----- Dataset records -----
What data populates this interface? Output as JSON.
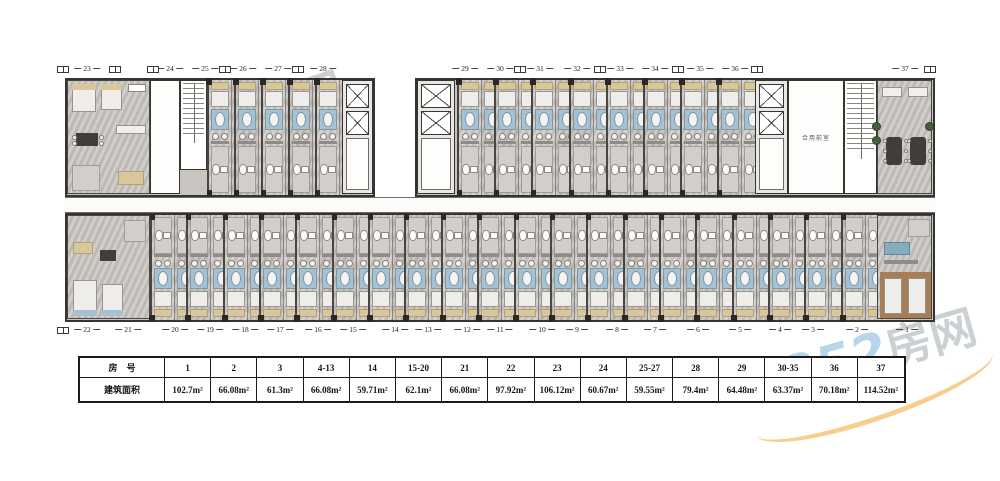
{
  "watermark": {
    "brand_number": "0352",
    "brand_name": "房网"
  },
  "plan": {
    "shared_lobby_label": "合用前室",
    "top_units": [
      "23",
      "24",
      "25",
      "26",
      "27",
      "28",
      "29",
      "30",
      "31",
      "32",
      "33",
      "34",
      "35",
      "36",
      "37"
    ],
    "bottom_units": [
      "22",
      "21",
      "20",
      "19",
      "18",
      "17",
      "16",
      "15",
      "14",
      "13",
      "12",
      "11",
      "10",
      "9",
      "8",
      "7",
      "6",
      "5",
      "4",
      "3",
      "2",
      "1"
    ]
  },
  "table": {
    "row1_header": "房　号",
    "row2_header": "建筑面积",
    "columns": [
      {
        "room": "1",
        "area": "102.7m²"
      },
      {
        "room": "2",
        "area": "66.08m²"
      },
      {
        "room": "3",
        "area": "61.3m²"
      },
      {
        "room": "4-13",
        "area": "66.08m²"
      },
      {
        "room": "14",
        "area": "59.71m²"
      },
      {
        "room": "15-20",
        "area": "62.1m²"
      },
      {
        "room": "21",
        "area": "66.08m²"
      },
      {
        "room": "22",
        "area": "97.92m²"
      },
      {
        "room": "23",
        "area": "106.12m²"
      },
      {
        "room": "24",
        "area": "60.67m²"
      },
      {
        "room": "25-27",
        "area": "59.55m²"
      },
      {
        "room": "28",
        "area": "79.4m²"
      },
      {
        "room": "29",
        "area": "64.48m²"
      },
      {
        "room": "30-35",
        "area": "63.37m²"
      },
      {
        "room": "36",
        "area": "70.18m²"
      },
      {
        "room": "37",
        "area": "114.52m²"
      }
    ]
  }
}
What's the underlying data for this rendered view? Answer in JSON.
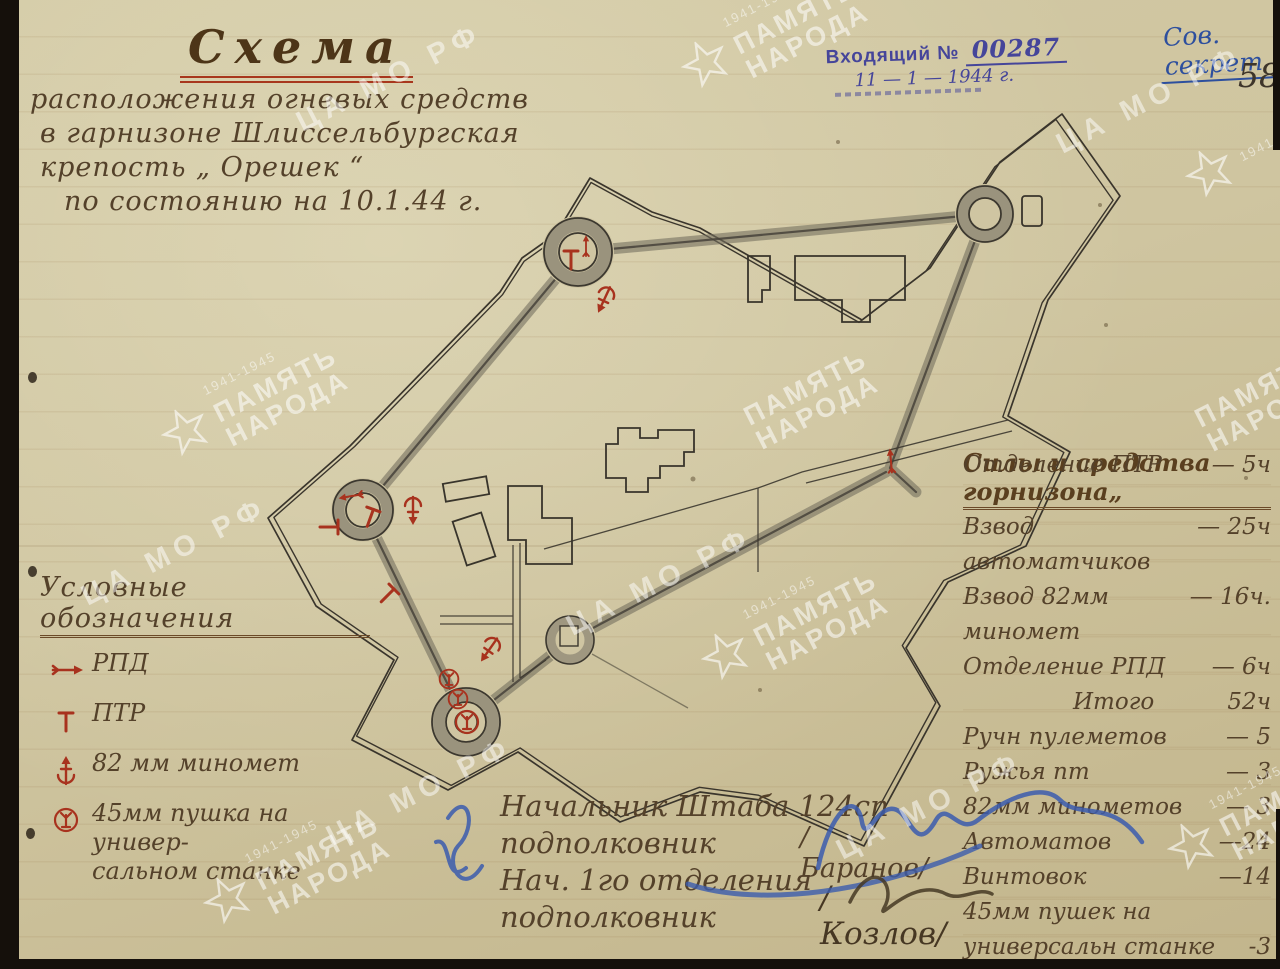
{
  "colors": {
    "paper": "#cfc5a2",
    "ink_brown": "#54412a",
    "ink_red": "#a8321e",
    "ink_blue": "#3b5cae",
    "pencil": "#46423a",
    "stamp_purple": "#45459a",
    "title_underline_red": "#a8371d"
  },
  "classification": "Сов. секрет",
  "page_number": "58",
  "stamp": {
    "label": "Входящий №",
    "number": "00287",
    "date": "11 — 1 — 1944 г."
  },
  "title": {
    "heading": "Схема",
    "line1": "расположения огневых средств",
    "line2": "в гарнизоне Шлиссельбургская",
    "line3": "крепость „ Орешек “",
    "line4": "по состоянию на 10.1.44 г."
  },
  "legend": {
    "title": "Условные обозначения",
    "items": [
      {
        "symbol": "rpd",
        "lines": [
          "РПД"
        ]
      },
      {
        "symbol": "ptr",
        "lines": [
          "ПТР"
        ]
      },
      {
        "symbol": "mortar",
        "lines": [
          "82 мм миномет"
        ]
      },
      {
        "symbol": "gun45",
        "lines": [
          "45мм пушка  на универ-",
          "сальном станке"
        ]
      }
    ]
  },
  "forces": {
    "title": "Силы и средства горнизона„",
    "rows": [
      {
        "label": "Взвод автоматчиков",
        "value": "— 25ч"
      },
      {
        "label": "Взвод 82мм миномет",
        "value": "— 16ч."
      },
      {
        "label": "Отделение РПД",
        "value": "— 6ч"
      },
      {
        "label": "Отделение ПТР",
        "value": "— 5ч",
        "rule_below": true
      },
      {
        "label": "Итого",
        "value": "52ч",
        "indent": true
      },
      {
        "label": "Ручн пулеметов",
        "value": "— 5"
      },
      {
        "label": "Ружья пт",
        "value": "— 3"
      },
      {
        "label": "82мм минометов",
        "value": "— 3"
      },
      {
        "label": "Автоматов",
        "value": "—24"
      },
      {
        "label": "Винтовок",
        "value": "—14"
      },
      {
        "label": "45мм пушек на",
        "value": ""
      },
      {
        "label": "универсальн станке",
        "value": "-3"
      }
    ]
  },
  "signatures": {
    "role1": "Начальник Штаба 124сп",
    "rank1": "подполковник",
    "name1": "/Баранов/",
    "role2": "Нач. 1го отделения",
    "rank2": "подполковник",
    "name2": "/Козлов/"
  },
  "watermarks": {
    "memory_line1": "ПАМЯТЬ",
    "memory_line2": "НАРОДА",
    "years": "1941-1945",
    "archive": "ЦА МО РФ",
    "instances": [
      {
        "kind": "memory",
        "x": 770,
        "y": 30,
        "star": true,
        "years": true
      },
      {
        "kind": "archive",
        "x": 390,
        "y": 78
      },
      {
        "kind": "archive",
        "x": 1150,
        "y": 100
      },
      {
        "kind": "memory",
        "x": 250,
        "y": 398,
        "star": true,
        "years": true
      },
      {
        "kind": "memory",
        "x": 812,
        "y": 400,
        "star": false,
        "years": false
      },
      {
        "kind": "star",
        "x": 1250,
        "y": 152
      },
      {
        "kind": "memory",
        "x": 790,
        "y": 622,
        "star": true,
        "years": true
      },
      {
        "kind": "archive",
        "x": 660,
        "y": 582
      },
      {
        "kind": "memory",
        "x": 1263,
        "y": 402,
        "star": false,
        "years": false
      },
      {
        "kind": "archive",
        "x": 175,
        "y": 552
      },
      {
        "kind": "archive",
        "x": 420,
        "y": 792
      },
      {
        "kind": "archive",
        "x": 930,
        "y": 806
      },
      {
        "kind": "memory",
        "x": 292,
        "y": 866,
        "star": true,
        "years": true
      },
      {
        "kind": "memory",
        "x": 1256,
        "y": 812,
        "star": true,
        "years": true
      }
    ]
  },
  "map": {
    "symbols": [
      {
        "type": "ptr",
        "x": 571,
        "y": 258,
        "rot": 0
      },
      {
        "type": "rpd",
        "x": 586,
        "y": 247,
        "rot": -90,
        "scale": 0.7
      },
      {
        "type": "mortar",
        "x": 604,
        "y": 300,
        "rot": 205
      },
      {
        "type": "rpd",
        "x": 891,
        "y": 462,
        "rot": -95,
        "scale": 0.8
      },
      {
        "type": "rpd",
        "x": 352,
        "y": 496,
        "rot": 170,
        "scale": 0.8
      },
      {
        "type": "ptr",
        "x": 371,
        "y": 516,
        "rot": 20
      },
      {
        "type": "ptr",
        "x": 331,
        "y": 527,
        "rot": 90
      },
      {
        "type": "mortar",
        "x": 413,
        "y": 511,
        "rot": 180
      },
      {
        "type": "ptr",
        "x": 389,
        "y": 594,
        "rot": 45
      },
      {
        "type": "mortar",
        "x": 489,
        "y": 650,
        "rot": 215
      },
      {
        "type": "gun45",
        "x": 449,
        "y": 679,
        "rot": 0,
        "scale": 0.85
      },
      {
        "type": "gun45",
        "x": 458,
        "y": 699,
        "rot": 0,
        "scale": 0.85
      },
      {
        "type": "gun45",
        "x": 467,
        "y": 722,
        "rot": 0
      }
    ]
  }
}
-----
----- Dataset records -----
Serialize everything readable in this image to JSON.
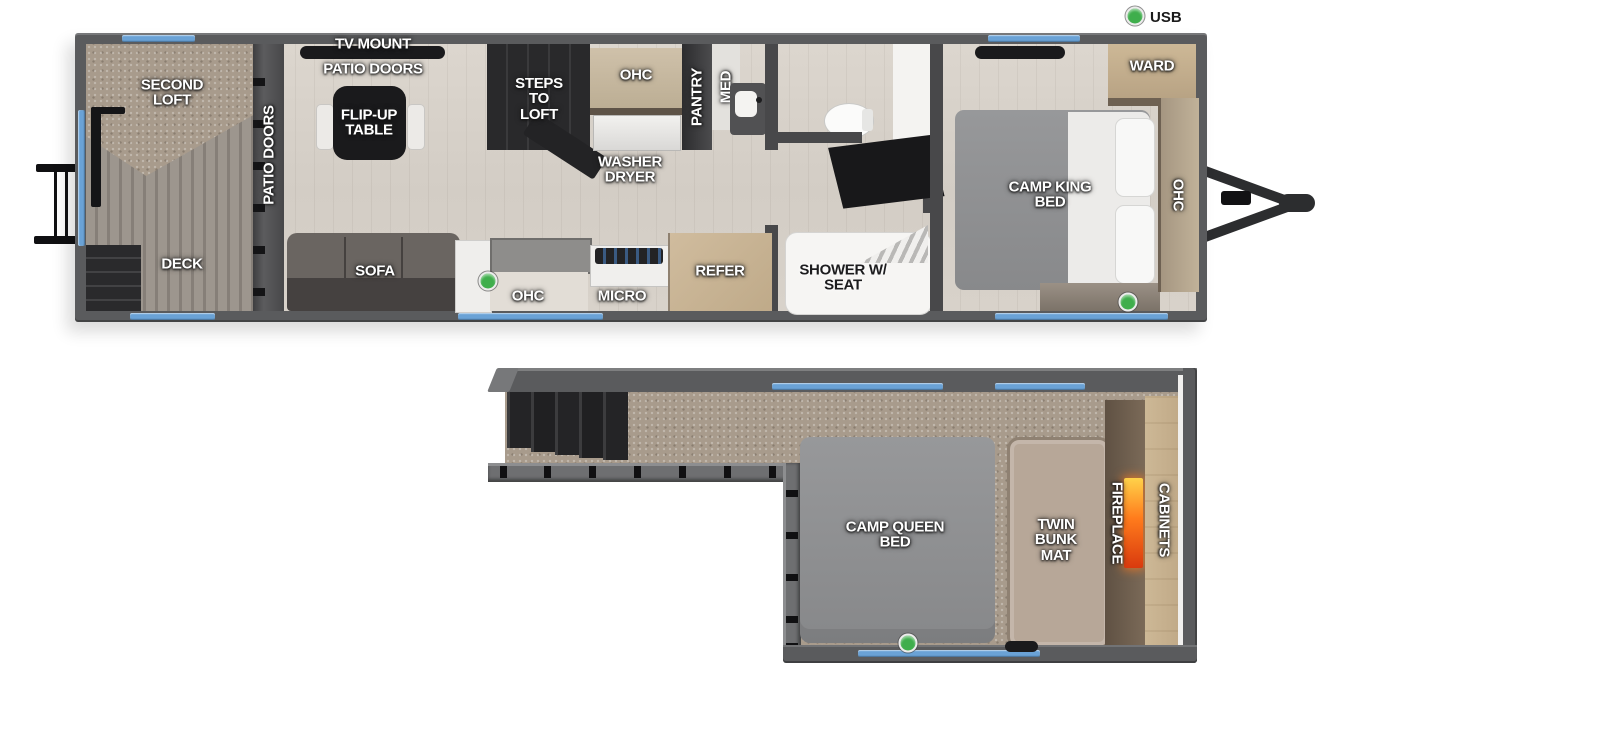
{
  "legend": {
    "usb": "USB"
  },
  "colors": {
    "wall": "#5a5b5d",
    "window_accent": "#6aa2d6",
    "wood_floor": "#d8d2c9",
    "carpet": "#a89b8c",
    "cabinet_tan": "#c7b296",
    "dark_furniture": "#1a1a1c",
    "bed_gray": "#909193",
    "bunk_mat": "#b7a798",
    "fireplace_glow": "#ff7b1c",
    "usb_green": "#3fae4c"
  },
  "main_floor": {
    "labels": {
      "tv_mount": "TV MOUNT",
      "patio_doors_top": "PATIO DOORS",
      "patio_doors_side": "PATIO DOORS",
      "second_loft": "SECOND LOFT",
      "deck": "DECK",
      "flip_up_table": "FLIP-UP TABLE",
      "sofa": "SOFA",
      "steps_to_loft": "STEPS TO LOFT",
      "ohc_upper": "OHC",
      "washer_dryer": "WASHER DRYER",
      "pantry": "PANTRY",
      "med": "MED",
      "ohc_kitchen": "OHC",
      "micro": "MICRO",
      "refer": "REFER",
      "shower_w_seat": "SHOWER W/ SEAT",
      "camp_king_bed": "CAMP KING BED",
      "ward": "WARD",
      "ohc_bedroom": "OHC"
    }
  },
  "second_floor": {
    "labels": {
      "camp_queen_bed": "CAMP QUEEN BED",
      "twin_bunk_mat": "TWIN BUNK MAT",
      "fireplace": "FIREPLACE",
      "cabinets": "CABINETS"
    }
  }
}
-----
#### Brief:
In the entries above, find every line with the word "PATIO" and list it.

#### Final result:
      "patio_doors_top": "PATIO DOORS",
      "patio_doors_side": "PATIO DOORS",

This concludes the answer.